Dataset listings of figures
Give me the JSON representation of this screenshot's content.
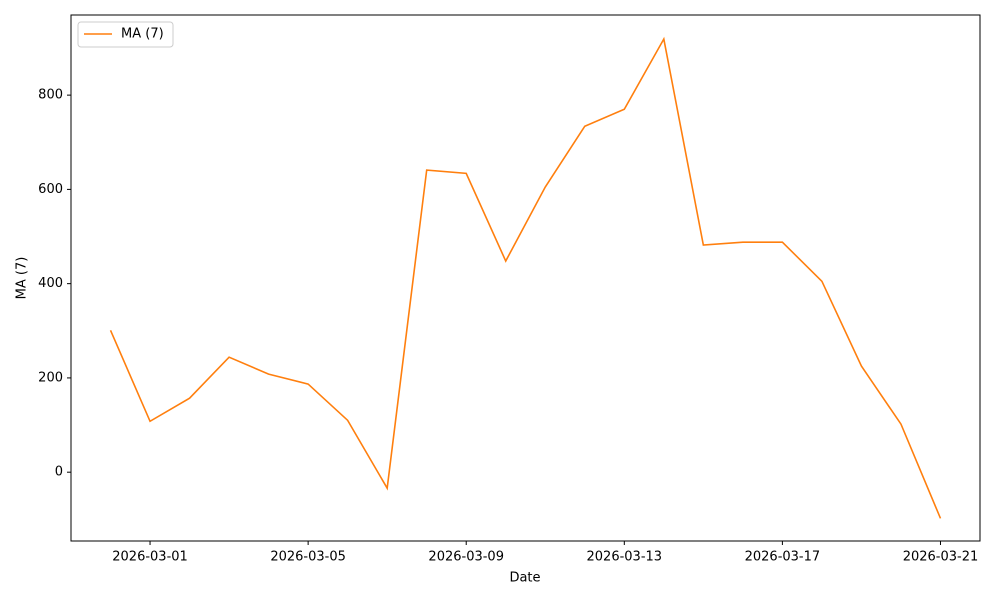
{
  "chart_data": {
    "type": "line",
    "x_label": "Date",
    "y_label": "MA (7)",
    "x": [
      "2026-02-28",
      "2026-03-01",
      "2026-03-02",
      "2026-03-03",
      "2026-03-04",
      "2026-03-05",
      "2026-03-06",
      "2026-03-07",
      "2026-03-08",
      "2026-03-09",
      "2026-03-10",
      "2026-03-11",
      "2026-03-12",
      "2026-03-13",
      "2026-03-14",
      "2026-03-15",
      "2026-03-16",
      "2026-03-17",
      "2026-03-18",
      "2026-03-19",
      "2026-03-20",
      "2026-03-21"
    ],
    "series": [
      {
        "name": "MA (7)",
        "color": "#ff7f0e",
        "values": [
          301,
          108,
          157,
          244,
          208,
          187,
          110,
          -34,
          641,
          634,
          448,
          605,
          734,
          770,
          919,
          482,
          488,
          488,
          405,
          225,
          102,
          -98
        ]
      }
    ],
    "xlim": [
      "2026-02-27",
      "2026-03-22"
    ],
    "xticks": [
      "2026-03-01",
      "2026-03-05",
      "2026-03-09",
      "2026-03-13",
      "2026-03-17",
      "2026-03-21"
    ],
    "ylim": [
      -146,
      970
    ],
    "yticks": [
      0,
      200,
      400,
      600,
      800
    ],
    "legend": "upper left"
  }
}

Task statement:
Each record should be quoted exactly, with the images omitted.

Answer:
Give me the JSON representation of this screenshot's content.
{
  "chart_data": {
    "type": "line",
    "x_label": "Date",
    "y_label": "MA (7)",
    "x": [
      "2026-02-28",
      "2026-03-01",
      "2026-03-02",
      "2026-03-03",
      "2026-03-04",
      "2026-03-05",
      "2026-03-06",
      "2026-03-07",
      "2026-03-08",
      "2026-03-09",
      "2026-03-10",
      "2026-03-11",
      "2026-03-12",
      "2026-03-13",
      "2026-03-14",
      "2026-03-15",
      "2026-03-16",
      "2026-03-17",
      "2026-03-18",
      "2026-03-19",
      "2026-03-20",
      "2026-03-21"
    ],
    "series": [
      {
        "name": "MA (7)",
        "color": "#ff7f0e",
        "values": [
          301,
          108,
          157,
          244,
          208,
          187,
          110,
          -34,
          641,
          634,
          448,
          605,
          734,
          770,
          919,
          482,
          488,
          488,
          405,
          225,
          102,
          -98
        ]
      }
    ],
    "xlim": [
      "2026-02-27",
      "2026-03-22"
    ],
    "xticks": [
      "2026-03-01",
      "2026-03-05",
      "2026-03-09",
      "2026-03-13",
      "2026-03-17",
      "2026-03-21"
    ],
    "ylim": [
      -146,
      970
    ],
    "yticks": [
      0,
      200,
      400,
      600,
      800
    ],
    "legend": "upper left"
  }
}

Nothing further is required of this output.